→ **The problem**: Isolate every line in the data with the string "당사자로" and copy it.

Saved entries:
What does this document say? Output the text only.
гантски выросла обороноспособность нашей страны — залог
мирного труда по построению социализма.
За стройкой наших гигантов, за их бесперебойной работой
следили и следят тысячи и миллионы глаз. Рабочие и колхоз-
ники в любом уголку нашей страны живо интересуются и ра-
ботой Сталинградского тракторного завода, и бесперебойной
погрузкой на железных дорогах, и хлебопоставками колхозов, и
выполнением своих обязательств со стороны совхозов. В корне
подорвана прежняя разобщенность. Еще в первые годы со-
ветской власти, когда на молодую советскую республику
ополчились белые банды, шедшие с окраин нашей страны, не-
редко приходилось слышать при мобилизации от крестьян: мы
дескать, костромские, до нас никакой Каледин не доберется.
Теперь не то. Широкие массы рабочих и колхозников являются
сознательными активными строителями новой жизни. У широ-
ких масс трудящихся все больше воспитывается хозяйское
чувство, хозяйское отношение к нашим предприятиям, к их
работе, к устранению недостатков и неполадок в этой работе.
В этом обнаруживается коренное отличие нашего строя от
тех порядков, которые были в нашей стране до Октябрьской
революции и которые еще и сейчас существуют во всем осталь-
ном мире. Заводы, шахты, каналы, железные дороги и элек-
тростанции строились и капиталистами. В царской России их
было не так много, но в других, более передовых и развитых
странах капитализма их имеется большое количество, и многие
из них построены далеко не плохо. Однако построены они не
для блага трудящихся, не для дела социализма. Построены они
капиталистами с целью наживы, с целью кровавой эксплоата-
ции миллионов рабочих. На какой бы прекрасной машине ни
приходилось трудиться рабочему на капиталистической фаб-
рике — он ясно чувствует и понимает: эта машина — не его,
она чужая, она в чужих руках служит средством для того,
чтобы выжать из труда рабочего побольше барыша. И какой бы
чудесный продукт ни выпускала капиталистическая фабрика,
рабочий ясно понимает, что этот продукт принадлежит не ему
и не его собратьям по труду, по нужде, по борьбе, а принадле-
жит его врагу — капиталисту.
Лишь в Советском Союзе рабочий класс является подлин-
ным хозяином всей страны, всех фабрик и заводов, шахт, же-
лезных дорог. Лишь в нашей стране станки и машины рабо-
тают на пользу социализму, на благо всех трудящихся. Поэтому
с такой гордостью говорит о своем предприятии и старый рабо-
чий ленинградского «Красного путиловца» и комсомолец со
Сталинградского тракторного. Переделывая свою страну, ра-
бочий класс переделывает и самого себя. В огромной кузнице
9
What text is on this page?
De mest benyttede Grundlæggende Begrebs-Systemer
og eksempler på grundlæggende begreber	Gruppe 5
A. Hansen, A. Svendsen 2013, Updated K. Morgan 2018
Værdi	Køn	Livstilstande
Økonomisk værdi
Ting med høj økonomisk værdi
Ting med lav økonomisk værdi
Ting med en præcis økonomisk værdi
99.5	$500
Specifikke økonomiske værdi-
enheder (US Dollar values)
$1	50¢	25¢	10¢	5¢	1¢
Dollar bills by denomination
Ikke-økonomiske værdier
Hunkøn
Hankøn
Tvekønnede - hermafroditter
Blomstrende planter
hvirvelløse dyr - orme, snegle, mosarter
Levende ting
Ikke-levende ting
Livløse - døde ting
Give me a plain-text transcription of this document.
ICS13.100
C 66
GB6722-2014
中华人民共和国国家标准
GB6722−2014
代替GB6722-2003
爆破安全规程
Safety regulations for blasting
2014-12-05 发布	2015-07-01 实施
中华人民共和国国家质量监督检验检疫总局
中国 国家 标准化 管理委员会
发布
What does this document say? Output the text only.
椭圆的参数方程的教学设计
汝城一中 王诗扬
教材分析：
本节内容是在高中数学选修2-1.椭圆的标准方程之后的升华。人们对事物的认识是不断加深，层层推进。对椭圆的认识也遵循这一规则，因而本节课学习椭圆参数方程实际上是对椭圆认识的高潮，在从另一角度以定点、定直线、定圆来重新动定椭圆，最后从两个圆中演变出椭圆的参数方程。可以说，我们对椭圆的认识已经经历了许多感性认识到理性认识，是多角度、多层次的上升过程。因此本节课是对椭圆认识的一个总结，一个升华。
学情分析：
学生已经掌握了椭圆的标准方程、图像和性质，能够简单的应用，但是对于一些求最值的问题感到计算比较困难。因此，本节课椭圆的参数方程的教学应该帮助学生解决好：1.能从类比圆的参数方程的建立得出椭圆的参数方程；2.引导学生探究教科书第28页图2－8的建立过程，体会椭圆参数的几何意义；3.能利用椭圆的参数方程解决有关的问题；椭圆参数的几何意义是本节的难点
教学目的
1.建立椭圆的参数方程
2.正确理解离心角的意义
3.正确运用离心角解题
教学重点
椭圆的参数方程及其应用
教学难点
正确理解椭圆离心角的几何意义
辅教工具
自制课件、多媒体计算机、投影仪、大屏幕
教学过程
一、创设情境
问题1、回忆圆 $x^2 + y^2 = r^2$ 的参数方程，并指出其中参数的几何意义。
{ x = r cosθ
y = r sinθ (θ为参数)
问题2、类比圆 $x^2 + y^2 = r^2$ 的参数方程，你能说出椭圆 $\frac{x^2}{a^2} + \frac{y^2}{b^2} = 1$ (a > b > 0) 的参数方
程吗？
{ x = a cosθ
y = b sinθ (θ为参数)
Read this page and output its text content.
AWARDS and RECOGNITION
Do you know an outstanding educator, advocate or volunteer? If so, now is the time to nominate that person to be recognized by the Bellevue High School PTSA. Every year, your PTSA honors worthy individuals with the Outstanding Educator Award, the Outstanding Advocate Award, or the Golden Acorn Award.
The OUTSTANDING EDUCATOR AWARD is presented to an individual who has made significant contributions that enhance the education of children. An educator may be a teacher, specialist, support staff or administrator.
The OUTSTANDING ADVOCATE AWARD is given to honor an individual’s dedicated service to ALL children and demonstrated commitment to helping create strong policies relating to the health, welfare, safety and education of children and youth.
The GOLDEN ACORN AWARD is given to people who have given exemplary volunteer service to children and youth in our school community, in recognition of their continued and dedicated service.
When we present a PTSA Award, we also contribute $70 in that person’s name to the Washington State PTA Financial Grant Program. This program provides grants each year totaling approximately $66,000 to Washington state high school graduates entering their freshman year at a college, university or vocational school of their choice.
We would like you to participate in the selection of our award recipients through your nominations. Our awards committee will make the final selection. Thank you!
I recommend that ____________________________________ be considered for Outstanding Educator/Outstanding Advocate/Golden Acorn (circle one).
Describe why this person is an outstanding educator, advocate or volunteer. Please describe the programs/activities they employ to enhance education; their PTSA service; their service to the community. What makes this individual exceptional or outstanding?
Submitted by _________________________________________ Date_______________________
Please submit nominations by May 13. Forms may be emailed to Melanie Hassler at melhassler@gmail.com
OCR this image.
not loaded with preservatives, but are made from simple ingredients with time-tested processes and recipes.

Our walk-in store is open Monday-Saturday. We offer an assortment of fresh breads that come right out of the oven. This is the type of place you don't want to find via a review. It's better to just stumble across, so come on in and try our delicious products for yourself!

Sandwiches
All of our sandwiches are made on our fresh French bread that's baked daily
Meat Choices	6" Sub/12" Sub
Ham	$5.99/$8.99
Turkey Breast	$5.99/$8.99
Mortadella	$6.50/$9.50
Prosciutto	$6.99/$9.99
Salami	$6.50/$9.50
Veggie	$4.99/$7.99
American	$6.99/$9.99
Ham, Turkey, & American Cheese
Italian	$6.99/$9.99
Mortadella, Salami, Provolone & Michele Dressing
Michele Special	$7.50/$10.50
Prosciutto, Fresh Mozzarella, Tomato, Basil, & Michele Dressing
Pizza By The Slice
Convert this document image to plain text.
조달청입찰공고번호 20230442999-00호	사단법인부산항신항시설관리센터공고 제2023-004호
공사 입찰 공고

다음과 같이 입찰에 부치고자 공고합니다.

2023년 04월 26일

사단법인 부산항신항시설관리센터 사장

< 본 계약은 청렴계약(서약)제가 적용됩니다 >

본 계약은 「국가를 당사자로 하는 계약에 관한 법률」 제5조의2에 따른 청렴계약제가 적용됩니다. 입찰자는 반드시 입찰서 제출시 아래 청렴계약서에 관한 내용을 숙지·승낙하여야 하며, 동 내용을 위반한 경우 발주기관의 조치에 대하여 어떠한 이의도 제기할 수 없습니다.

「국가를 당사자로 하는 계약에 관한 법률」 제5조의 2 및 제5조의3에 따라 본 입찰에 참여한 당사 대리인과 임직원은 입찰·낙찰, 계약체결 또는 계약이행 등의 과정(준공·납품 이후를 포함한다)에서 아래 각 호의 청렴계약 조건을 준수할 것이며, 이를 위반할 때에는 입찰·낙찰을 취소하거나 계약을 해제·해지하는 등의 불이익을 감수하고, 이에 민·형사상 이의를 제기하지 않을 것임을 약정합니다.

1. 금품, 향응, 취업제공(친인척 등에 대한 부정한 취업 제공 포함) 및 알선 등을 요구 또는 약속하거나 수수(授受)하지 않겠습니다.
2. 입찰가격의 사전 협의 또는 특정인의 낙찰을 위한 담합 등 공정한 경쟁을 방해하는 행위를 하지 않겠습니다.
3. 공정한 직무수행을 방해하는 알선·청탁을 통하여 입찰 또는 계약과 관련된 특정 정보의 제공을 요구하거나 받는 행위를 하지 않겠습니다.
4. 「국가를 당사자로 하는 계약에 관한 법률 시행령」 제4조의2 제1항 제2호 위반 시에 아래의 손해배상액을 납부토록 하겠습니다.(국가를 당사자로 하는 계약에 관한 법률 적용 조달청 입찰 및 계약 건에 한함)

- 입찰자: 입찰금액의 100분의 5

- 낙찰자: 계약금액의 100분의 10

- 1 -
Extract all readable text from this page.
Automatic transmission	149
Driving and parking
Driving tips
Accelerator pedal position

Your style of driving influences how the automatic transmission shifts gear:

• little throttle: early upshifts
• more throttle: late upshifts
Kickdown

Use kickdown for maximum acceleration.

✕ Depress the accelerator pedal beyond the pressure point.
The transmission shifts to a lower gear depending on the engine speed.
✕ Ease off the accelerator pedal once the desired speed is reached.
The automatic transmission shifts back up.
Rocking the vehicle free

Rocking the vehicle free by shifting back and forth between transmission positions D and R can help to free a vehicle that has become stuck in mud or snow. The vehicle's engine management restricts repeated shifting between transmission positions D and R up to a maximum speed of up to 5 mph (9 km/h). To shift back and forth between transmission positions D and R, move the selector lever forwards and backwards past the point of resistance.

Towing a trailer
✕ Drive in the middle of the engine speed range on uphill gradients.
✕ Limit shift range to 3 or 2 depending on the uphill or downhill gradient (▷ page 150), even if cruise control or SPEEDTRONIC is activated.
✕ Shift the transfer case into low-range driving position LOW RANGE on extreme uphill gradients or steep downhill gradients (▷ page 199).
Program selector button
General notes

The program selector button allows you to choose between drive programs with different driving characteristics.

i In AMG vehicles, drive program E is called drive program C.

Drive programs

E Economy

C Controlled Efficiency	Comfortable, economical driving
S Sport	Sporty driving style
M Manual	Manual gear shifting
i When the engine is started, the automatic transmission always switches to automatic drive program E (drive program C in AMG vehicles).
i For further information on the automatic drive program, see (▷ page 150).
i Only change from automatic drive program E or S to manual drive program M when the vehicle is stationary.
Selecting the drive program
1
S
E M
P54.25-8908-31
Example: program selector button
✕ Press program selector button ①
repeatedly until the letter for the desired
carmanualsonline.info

→ **The response**:
본 계약은 「국가를 당사자로 하는 계약에 관한 법률」 제5조의2에 따른 청렴계약제가 적용됩니다. 입찰자는 반드시 입찰서 제출시 아래 청렴계약서에 관한 내용을 숙지·승낙하여야 하며, 동 내용을 위반한 경우 발주기관의 조치에 대하여 어떠한 이의도 제기할 수 없습니다.
「국가를 당사자로 하는 계약에 관한 법률」 제5조의 2 및 제5조의3에 따라 본 입찰에 참여한 당사 대리인과 임직원은 입찰·낙찰, 계약체결 또는 계약이행 등의 과정(준공·납품 이후를 포함한다)에서 아래 각 호의 청렴계약 조건을 준수할 것이며, 이를 위반할 때에는 입찰·낙찰을 취소하거나 계약을 해제·해지하는 등의 불이익을 감수하고, 이에 민·형사상 이의를 제기하지 않을 것임을 약정합니다.
4. 「국가를 당사자로 하는 계약에 관한 법률 시행령」 제4조의2 제1항 제2호 위반 시에 아래의 손해배상액을 납부토록 하겠습니다.(국가를 당사자로 하는 계약에 관한 법률 적용 조달청 입찰 및 계약 건에 한함)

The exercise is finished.